Raw records —
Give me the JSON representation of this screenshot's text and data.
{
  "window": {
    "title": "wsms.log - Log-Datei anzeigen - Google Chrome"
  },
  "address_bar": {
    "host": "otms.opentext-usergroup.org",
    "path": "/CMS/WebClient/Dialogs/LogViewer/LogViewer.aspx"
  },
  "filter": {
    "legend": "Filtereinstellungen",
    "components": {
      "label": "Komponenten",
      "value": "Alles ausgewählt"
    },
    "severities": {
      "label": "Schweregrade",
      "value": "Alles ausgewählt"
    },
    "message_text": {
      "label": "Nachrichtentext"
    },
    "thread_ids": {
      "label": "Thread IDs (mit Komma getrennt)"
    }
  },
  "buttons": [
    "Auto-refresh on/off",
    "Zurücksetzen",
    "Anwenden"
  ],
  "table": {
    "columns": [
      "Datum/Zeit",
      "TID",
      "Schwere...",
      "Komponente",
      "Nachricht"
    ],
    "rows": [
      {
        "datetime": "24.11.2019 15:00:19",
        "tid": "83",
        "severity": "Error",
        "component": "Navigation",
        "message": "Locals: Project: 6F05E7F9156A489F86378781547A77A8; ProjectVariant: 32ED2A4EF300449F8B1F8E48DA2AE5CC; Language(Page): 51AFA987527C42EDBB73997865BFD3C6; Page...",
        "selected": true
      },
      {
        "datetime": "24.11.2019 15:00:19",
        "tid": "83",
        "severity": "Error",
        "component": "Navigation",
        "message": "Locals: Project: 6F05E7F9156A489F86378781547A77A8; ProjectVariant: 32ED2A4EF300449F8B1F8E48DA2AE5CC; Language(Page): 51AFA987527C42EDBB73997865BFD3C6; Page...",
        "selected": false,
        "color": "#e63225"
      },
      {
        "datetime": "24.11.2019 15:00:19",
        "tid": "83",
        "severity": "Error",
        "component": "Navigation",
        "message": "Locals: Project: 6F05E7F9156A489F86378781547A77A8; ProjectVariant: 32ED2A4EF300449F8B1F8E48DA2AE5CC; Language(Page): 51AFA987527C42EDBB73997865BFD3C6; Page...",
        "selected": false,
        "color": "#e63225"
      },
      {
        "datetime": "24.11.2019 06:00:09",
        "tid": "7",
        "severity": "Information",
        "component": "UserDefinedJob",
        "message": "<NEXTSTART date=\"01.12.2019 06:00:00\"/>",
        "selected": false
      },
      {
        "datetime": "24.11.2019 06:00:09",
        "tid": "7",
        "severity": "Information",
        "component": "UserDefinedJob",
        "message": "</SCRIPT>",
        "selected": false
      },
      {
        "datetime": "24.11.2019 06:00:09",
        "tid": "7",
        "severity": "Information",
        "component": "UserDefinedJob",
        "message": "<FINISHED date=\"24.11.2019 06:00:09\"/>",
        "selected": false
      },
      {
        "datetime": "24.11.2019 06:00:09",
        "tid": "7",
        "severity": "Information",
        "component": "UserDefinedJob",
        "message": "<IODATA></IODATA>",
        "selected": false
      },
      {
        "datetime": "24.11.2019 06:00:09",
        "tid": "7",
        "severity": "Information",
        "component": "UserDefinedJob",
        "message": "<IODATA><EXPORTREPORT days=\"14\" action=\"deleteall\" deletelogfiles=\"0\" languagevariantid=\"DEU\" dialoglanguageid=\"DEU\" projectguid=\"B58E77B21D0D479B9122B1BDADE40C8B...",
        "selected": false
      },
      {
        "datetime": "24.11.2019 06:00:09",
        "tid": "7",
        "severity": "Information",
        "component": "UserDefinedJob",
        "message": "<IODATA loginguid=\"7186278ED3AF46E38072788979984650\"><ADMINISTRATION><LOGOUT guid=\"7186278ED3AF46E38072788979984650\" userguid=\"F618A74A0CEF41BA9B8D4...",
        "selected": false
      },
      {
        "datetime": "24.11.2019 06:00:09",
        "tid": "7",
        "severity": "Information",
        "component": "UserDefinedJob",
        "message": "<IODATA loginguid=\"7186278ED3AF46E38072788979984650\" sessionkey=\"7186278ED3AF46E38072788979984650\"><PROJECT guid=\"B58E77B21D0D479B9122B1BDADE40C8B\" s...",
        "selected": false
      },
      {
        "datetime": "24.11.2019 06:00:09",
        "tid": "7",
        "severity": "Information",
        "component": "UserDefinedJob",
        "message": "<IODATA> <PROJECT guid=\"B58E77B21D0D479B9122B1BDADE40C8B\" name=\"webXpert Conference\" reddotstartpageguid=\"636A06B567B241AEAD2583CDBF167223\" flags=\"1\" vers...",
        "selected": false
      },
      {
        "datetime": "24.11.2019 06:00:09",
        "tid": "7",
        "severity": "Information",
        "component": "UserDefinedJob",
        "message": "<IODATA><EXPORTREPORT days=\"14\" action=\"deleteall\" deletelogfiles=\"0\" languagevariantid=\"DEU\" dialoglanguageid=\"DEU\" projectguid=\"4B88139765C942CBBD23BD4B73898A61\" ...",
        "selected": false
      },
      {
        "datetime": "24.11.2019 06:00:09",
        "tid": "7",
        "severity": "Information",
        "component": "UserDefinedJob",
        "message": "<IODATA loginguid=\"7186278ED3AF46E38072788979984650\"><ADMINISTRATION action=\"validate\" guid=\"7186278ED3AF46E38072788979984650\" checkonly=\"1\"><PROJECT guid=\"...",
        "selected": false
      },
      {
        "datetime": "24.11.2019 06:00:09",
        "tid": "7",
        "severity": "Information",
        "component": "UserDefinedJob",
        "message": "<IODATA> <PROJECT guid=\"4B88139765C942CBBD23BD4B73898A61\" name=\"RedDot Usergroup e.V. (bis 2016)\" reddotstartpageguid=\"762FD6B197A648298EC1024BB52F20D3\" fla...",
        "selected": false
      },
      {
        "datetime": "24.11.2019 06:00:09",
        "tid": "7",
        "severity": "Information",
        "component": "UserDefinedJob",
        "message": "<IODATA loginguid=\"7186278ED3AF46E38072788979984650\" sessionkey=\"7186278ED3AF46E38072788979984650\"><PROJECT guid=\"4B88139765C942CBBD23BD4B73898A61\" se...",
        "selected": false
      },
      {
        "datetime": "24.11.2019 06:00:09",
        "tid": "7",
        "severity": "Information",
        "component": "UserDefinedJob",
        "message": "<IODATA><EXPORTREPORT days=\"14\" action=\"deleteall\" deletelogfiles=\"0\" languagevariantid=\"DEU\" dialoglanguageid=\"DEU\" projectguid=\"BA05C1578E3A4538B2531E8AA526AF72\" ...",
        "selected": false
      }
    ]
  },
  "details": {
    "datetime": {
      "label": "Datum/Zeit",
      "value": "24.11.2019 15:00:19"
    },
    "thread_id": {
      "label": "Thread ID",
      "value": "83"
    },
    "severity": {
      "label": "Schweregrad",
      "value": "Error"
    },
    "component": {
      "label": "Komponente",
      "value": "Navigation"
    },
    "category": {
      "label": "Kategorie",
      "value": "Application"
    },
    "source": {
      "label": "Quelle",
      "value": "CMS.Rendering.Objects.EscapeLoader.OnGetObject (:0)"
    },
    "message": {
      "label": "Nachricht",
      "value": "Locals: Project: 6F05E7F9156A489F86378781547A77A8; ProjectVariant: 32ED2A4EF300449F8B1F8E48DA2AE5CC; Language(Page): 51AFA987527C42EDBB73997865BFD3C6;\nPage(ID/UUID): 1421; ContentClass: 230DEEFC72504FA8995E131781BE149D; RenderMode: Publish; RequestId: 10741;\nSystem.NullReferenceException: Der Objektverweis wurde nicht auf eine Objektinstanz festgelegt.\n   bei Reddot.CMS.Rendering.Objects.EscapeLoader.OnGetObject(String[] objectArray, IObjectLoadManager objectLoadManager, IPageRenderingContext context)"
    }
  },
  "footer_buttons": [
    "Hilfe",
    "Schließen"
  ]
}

Short task — Repeat the whole listing exactly, keeping every line intact.

Written reply —
Give me the JSON representation of this screenshot's text and data.
{
  "window": {
    "title": "wsms.log - Log-Datei anzeigen - Google Chrome"
  },
  "address_bar": {
    "host": "otms.opentext-usergroup.org",
    "path": "/CMS/WebClient/Dialogs/LogViewer/LogViewer.aspx"
  },
  "filter": {
    "legend": "Filtereinstellungen",
    "components": {
      "label": "Komponenten",
      "value": "Alles ausgewählt"
    },
    "severities": {
      "label": "Schweregrade",
      "value": "Alles ausgewählt"
    },
    "message_text": {
      "label": "Nachrichtentext"
    },
    "thread_ids": {
      "label": "Thread IDs (mit Komma getrennt)"
    }
  },
  "buttons": [
    "Auto-refresh on/off",
    "Zurücksetzen",
    "Anwenden"
  ],
  "table": {
    "columns": [
      "Datum/Zeit",
      "TID",
      "Schwere...",
      "Komponente",
      "Nachricht"
    ],
    "rows": [
      {
        "datetime": "24.11.2019 15:00:19",
        "tid": "83",
        "severity": "Error",
        "component": "Navigation",
        "message": "Locals: Project: 6F05E7F9156A489F86378781547A77A8; ProjectVariant: 32ED2A4EF300449F8B1F8E48DA2AE5CC; Language(Page): 51AFA987527C42EDBB73997865BFD3C6; Page...",
        "selected": true
      },
      {
        "datetime": "24.11.2019 15:00:19",
        "tid": "83",
        "severity": "Error",
        "component": "Navigation",
        "message": "Locals: Project: 6F05E7F9156A489F86378781547A77A8; ProjectVariant: 32ED2A4EF300449F8B1F8E48DA2AE5CC; Language(Page): 51AFA987527C42EDBB73997865BFD3C6; Page...",
        "selected": false,
        "color": "#e63225"
      },
      {
        "datetime": "24.11.2019 15:00:19",
        "tid": "83",
        "severity": "Error",
        "component": "Navigation",
        "message": "Locals: Project: 6F05E7F9156A489F86378781547A77A8; ProjectVariant: 32ED2A4EF300449F8B1F8E48DA2AE5CC; Language(Page): 51AFA987527C42EDBB73997865BFD3C6; Page...",
        "selected": false,
        "color": "#e63225"
      },
      {
        "datetime": "24.11.2019 06:00:09",
        "tid": "7",
        "severity": "Information",
        "component": "UserDefinedJob",
        "message": "<NEXTSTART date=\"01.12.2019 06:00:00\"/>",
        "selected": false
      },
      {
        "datetime": "24.11.2019 06:00:09",
        "tid": "7",
        "severity": "Information",
        "component": "UserDefinedJob",
        "message": "</SCRIPT>",
        "selected": false
      },
      {
        "datetime": "24.11.2019 06:00:09",
        "tid": "7",
        "severity": "Information",
        "component": "UserDefinedJob",
        "message": "<FINISHED date=\"24.11.2019 06:00:09\"/>",
        "selected": false
      },
      {
        "datetime": "24.11.2019 06:00:09",
        "tid": "7",
        "severity": "Information",
        "component": "UserDefinedJob",
        "message": "<IODATA></IODATA>",
        "selected": false
      },
      {
        "datetime": "24.11.2019 06:00:09",
        "tid": "7",
        "severity": "Information",
        "component": "UserDefinedJob",
        "message": "<IODATA><EXPORTREPORT days=\"14\" action=\"deleteall\" deletelogfiles=\"0\" languagevariantid=\"DEU\" dialoglanguageid=\"DEU\" projectguid=\"B58E77B21D0D479B9122B1BDADE40C8B...",
        "selected": false
      },
      {
        "datetime": "24.11.2019 06:00:09",
        "tid": "7",
        "severity": "Information",
        "component": "UserDefinedJob",
        "message": "<IODATA loginguid=\"7186278ED3AF46E38072788979984650\"><ADMINISTRATION><LOGOUT guid=\"7186278ED3AF46E38072788979984650\" userguid=\"F618A74A0CEF41BA9B8D4...",
        "selected": false
      },
      {
        "datetime": "24.11.2019 06:00:09",
        "tid": "7",
        "severity": "Information",
        "component": "UserDefinedJob",
        "message": "<IODATA loginguid=\"7186278ED3AF46E38072788979984650\" sessionkey=\"7186278ED3AF46E38072788979984650\"><PROJECT guid=\"B58E77B21D0D479B9122B1BDADE40C8B\" s...",
        "selected": false
      },
      {
        "datetime": "24.11.2019 06:00:09",
        "tid": "7",
        "severity": "Information",
        "component": "UserDefinedJob",
        "message": "<IODATA> <PROJECT guid=\"B58E77B21D0D479B9122B1BDADE40C8B\" name=\"webXpert Conference\" reddotstartpageguid=\"636A06B567B241AEAD2583CDBF167223\" flags=\"1\" vers...",
        "selected": false
      },
      {
        "datetime": "24.11.2019 06:00:09",
        "tid": "7",
        "severity": "Information",
        "component": "UserDefinedJob",
        "message": "<IODATA><EXPORTREPORT days=\"14\" action=\"deleteall\" deletelogfiles=\"0\" languagevariantid=\"DEU\" dialoglanguageid=\"DEU\" projectguid=\"4B88139765C942CBBD23BD4B73898A61\" ...",
        "selected": false
      },
      {
        "datetime": "24.11.2019 06:00:09",
        "tid": "7",
        "severity": "Information",
        "component": "UserDefinedJob",
        "message": "<IODATA loginguid=\"7186278ED3AF46E38072788979984650\"><ADMINISTRATION action=\"validate\" guid=\"7186278ED3AF46E38072788979984650\" checkonly=\"1\"><PROJECT guid=\"...",
        "selected": false
      },
      {
        "datetime": "24.11.2019 06:00:09",
        "tid": "7",
        "severity": "Information",
        "component": "UserDefinedJob",
        "message": "<IODATA> <PROJECT guid=\"4B88139765C942CBBD23BD4B73898A61\" name=\"RedDot Usergroup e.V. (bis 2016)\" reddotstartpageguid=\"762FD6B197A648298EC1024BB52F20D3\" fla...",
        "selected": false
      },
      {
        "datetime": "24.11.2019 06:00:09",
        "tid": "7",
        "severity": "Information",
        "component": "UserDefinedJob",
        "message": "<IODATA loginguid=\"7186278ED3AF46E38072788979984650\" sessionkey=\"7186278ED3AF46E38072788979984650\"><PROJECT guid=\"4B88139765C942CBBD23BD4B73898A61\" se...",
        "selected": false
      },
      {
        "datetime": "24.11.2019 06:00:09",
        "tid": "7",
        "severity": "Information",
        "component": "UserDefinedJob",
        "message": "<IODATA><EXPORTREPORT days=\"14\" action=\"deleteall\" deletelogfiles=\"0\" languagevariantid=\"DEU\" dialoglanguageid=\"DEU\" projectguid=\"BA05C1578E3A4538B2531E8AA526AF72\" ...",
        "selected": false
      }
    ]
  },
  "details": {
    "datetime": {
      "label": "Datum/Zeit",
      "value": "24.11.2019 15:00:19"
    },
    "thread_id": {
      "label": "Thread ID",
      "value": "83"
    },
    "severity": {
      "label": "Schweregrad",
      "value": "Error"
    },
    "component": {
      "label": "Komponente",
      "value": "Navigation"
    },
    "category": {
      "label": "Kategorie",
      "value": "Application"
    },
    "source": {
      "label": "Quelle",
      "value": "CMS.Rendering.Objects.EscapeLoader.OnGetObject (:0)"
    },
    "message": {
      "label": "Nachricht",
      "value": "Locals: Project: 6F05E7F9156A489F86378781547A77A8; ProjectVariant: 32ED2A4EF300449F8B1F8E48DA2AE5CC; Language(Page): 51AFA987527C42EDBB73997865BFD3C6;\nPage(ID/UUID): 1421; ContentClass: 230DEEFC72504FA8995E131781BE149D; RenderMode: Publish; RequestId: 10741;\nSystem.NullReferenceException: Der Objektverweis wurde nicht auf eine Objektinstanz festgelegt.\n   bei Reddot.CMS.Rendering.Objects.EscapeLoader.OnGetObject(String[] objectArray, IObjectLoadManager objectLoadManager, IPageRenderingContext context)"
    }
  },
  "footer_buttons": [
    "Hilfe",
    "Schließen"
  ]
}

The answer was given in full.